> _Information supplied_:
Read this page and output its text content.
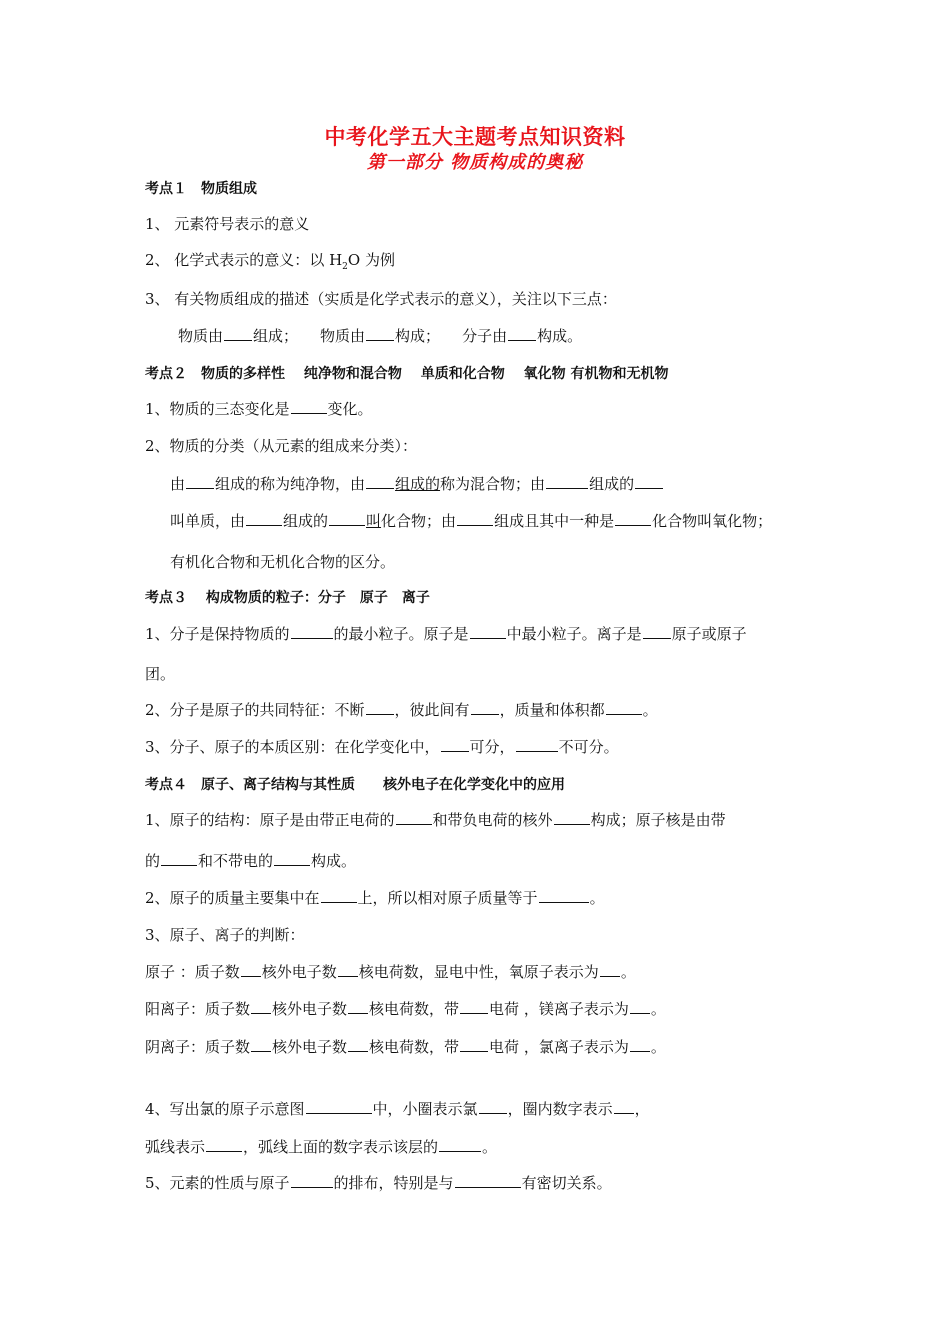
中考化学五大主题考点知识资料
第一部分 物质构成的奥秘
考点１　物质组成
1、 元素符号表示的意义
2、 化学式表示的意义：以 $H_2O$ 为例
3、 有关物质组成的描述（实质是化学式表示的意义），关注以下三点：
物质由 组成； 物质由 构成； 分子由 构成。
考点２　物质的多样性　 纯净物和混合物　 单质和化合物　 氧化物 有机物和无机物
1、物质的三态变化是	变化。
2、物质的分类（从元素的组成来分类）：
由 组成的称为纯净物，由 组成的称为混合物；由	组成的
叫单质，由	组成的	叫化合物；由	组成且其中一种是	化合物叫氧化物；
有机化合物和无机化合物的区分。
考点３　 构成物质的粒子：分子　原子　离子
1、分子是保持物质的	的最小粒子。原子是	中最小粒子。离子是 原子或原子
团。
2、分子是原子的共同特征：不断 ，彼此间有 ，质量和体积都	。
3、分子、原子的本质区别：在化学变化中， 可分，	不可分。
考点４　原子、离子结构与其性质　　核外电子在化学变化中的应用
1、原子的结构：原子是由带正电荷的	和带负电荷的核外	构成；原子核是由带
的	和不带电的	构成。
2、原子的质量主要集中在	上，所以相对原子质量等于	。
3、原子、离子的判断：
原子 ：质子数 核外电子数 核电荷数，显电中性，氧原子表示为 。
阳离子：质子数 核外电子数 核电荷数，带 电荷 ，镁离子表示为 。
阴离子：质子数 核外电子数 核电荷数，带 电荷 ，氯离子表示为 。
4、写出氯的原子示意图	中，小圈表示氯 ，圈内数字表示 ，
弧线表示	，弧线上面的数字表示该层的	。
5、元素的性质与原子	的排布，特别是与	有密切关系。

> _Task prompt_:
Pictures don't belong in the copy. Transcribe every record exactly as it appears.

> _Task output_:
Read this page and output its text content.
中考化学五大主题考点知识资料
第一部分 物质构成的奥秘
考点１　物质组成
1、 元素符号表示的意义
2、 化学式表示的意义：以 $H_2O$ 为例
3、 有关物质组成的描述（实质是化学式表示的意义），关注以下三点：
物质由 组成； 物质由 构成； 分子由 构成。
考点２　物质的多样性　 纯净物和混合物　 单质和化合物　 氧化物 有机物和无机物
1、物质的三态变化是	变化。
2、物质的分类（从元素的组成来分类）：
由 组成的称为纯净物，由 组成的称为混合物；由	组成的
叫单质，由	组成的	叫化合物；由	组成且其中一种是	化合物叫氧化物；
有机化合物和无机化合物的区分。
考点３　 构成物质的粒子：分子　原子　离子
1、分子是保持物质的	的最小粒子。原子是	中最小粒子。离子是 原子或原子
团。
2、分子是原子的共同特征：不断 ，彼此间有 ，质量和体积都	。
3、分子、原子的本质区别：在化学变化中， 可分，	不可分。
考点４　原子、离子结构与其性质　　核外电子在化学变化中的应用
1、原子的结构：原子是由带正电荷的	和带负电荷的核外	构成；原子核是由带
的	和不带电的	构成。
2、原子的质量主要集中在	上，所以相对原子质量等于	。
3、原子、离子的判断：
原子 ：质子数 核外电子数 核电荷数，显电中性，氧原子表示为 。
阳离子：质子数 核外电子数 核电荷数，带 电荷 ，镁离子表示为 。
阴离子：质子数 核外电子数 核电荷数，带 电荷 ，氯离子表示为 。
4、写出氯的原子示意图	中，小圈表示氯 ，圈内数字表示 ，
弧线表示	，弧线上面的数字表示该层的	。
5、元素的性质与原子	的排布，特别是与	有密切关系。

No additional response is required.